[Data listing]
-------
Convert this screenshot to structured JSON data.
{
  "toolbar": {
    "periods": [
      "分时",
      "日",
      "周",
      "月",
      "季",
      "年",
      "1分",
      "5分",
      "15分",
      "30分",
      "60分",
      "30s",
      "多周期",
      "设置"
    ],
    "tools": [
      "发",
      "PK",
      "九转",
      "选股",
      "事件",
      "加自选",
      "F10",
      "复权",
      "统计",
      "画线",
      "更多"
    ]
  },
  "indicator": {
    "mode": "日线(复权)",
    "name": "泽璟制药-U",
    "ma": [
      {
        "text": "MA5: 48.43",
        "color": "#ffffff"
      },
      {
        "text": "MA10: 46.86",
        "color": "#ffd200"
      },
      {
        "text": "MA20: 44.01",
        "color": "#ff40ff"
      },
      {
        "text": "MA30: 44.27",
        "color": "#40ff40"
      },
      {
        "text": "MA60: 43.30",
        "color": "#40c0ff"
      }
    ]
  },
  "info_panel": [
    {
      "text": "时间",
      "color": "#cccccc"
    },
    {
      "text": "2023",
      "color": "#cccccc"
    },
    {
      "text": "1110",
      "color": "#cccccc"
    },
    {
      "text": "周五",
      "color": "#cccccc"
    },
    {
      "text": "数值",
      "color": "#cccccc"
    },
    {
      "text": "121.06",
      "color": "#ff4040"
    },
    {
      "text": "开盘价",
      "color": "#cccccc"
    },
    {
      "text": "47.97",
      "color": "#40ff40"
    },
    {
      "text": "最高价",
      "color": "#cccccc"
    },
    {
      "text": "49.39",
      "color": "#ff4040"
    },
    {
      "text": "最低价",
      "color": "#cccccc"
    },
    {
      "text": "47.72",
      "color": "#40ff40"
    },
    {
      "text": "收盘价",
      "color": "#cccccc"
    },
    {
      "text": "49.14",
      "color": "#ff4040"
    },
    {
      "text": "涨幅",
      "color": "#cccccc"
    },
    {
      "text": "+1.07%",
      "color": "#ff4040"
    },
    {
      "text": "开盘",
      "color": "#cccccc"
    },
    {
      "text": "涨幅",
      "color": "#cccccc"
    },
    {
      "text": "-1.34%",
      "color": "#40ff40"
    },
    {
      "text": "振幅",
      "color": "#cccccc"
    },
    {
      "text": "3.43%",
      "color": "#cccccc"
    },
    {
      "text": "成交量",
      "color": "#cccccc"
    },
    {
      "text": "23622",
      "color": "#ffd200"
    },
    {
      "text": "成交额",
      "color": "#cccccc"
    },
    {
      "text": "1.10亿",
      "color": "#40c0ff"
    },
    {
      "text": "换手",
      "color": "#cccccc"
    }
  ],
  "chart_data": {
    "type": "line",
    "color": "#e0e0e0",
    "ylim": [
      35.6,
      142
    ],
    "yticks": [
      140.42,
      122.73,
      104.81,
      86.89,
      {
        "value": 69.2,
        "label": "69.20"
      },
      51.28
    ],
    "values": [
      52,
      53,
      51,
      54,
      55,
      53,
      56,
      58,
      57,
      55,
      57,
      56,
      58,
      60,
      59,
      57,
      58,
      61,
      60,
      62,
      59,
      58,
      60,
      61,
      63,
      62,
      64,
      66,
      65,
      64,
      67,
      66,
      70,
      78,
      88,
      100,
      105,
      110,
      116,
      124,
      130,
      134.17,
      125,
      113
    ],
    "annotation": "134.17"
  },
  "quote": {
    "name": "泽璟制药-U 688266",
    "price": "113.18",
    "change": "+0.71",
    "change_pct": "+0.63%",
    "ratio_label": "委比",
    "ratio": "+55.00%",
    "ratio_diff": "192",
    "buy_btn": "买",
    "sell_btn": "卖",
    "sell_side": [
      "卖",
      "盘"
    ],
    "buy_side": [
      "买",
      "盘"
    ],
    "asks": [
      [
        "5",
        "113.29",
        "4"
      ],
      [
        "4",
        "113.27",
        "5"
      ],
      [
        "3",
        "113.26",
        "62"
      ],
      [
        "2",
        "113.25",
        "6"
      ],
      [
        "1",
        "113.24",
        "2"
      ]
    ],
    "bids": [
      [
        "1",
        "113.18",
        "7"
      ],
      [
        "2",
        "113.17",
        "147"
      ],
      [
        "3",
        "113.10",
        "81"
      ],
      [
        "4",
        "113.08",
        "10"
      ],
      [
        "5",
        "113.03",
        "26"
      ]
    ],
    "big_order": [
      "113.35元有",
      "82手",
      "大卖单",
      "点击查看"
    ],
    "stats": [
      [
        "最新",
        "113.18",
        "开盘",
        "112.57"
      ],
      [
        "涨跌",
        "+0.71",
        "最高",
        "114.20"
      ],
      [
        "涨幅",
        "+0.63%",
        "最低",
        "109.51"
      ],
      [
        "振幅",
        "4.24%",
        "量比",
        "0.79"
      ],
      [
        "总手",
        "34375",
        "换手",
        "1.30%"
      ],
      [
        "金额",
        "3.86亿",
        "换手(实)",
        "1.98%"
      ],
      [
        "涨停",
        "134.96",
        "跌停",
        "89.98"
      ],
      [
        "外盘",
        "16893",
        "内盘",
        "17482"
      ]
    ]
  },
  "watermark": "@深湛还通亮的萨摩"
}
-------
- **Given request**: Write the whole listing out again. Keep every line exactly as it is.

- **Correct response**:
Convert this screenshot to structured JSON data.
{
  "toolbar": {
    "periods": [
      "分时",
      "日",
      "周",
      "月",
      "季",
      "年",
      "1分",
      "5分",
      "15分",
      "30分",
      "60分",
      "30s",
      "多周期",
      "设置"
    ],
    "tools": [
      "发",
      "PK",
      "九转",
      "选股",
      "事件",
      "加自选",
      "F10",
      "复权",
      "统计",
      "画线",
      "更多"
    ]
  },
  "indicator": {
    "mode": "日线(复权)",
    "name": "泽璟制药-U",
    "ma": [
      {
        "text": "MA5: 48.43",
        "color": "#ffffff"
      },
      {
        "text": "MA10: 46.86",
        "color": "#ffd200"
      },
      {
        "text": "MA20: 44.01",
        "color": "#ff40ff"
      },
      {
        "text": "MA30: 44.27",
        "color": "#40ff40"
      },
      {
        "text": "MA60: 43.30",
        "color": "#40c0ff"
      }
    ]
  },
  "info_panel": [
    {
      "text": "时间",
      "color": "#cccccc"
    },
    {
      "text": "2023",
      "color": "#cccccc"
    },
    {
      "text": "1110",
      "color": "#cccccc"
    },
    {
      "text": "周五",
      "color": "#cccccc"
    },
    {
      "text": "数值",
      "color": "#cccccc"
    },
    {
      "text": "121.06",
      "color": "#ff4040"
    },
    {
      "text": "开盘价",
      "color": "#cccccc"
    },
    {
      "text": "47.97",
      "color": "#40ff40"
    },
    {
      "text": "最高价",
      "color": "#cccccc"
    },
    {
      "text": "49.39",
      "color": "#ff4040"
    },
    {
      "text": "最低价",
      "color": "#cccccc"
    },
    {
      "text": "47.72",
      "color": "#40ff40"
    },
    {
      "text": "收盘价",
      "color": "#cccccc"
    },
    {
      "text": "49.14",
      "color": "#ff4040"
    },
    {
      "text": "涨幅",
      "color": "#cccccc"
    },
    {
      "text": "+1.07%",
      "color": "#ff4040"
    },
    {
      "text": "开盘",
      "color": "#cccccc"
    },
    {
      "text": "涨幅",
      "color": "#cccccc"
    },
    {
      "text": "-1.34%",
      "color": "#40ff40"
    },
    {
      "text": "振幅",
      "color": "#cccccc"
    },
    {
      "text": "3.43%",
      "color": "#cccccc"
    },
    {
      "text": "成交量",
      "color": "#cccccc"
    },
    {
      "text": "23622",
      "color": "#ffd200"
    },
    {
      "text": "成交额",
      "color": "#cccccc"
    },
    {
      "text": "1.10亿",
      "color": "#40c0ff"
    },
    {
      "text": "换手",
      "color": "#cccccc"
    }
  ],
  "chart_data": {
    "type": "line",
    "color": "#e0e0e0",
    "ylim": [
      35.6,
      142
    ],
    "yticks": [
      140.42,
      122.73,
      104.81,
      86.89,
      {
        "value": 69.2,
        "label": "69.20"
      },
      51.28
    ],
    "values": [
      52,
      53,
      51,
      54,
      55,
      53,
      56,
      58,
      57,
      55,
      57,
      56,
      58,
      60,
      59,
      57,
      58,
      61,
      60,
      62,
      59,
      58,
      60,
      61,
      63,
      62,
      64,
      66,
      65,
      64,
      67,
      66,
      70,
      78,
      88,
      100,
      105,
      110,
      116,
      124,
      130,
      134.17,
      125,
      113
    ],
    "annotation": "134.17"
  },
  "quote": {
    "name": "泽璟制药-U 688266",
    "price": "113.18",
    "change": "+0.71",
    "change_pct": "+0.63%",
    "ratio_label": "委比",
    "ratio": "+55.00%",
    "ratio_diff": "192",
    "buy_btn": "买",
    "sell_btn": "卖",
    "sell_side": [
      "卖",
      "盘"
    ],
    "buy_side": [
      "买",
      "盘"
    ],
    "asks": [
      [
        "5",
        "113.29",
        "4"
      ],
      [
        "4",
        "113.27",
        "5"
      ],
      [
        "3",
        "113.26",
        "62"
      ],
      [
        "2",
        "113.25",
        "6"
      ],
      [
        "1",
        "113.24",
        "2"
      ]
    ],
    "bids": [
      [
        "1",
        "113.18",
        "7"
      ],
      [
        "2",
        "113.17",
        "147"
      ],
      [
        "3",
        "113.10",
        "81"
      ],
      [
        "4",
        "113.08",
        "10"
      ],
      [
        "5",
        "113.03",
        "26"
      ]
    ],
    "big_order": [
      "113.35元有",
      "82手",
      "大卖单",
      "点击查看"
    ],
    "stats": [
      [
        "最新",
        "113.18",
        "开盘",
        "112.57"
      ],
      [
        "涨跌",
        "+0.71",
        "最高",
        "114.20"
      ],
      [
        "涨幅",
        "+0.63%",
        "最低",
        "109.51"
      ],
      [
        "振幅",
        "4.24%",
        "量比",
        "0.79"
      ],
      [
        "总手",
        "34375",
        "换手",
        "1.30%"
      ],
      [
        "金额",
        "3.86亿",
        "换手(实)",
        "1.98%"
      ],
      [
        "涨停",
        "134.96",
        "跌停",
        "89.98"
      ],
      [
        "外盘",
        "16893",
        "内盘",
        "17482"
      ]
    ]
  },
  "watermark": "@深湛还通亮的萨摩"
}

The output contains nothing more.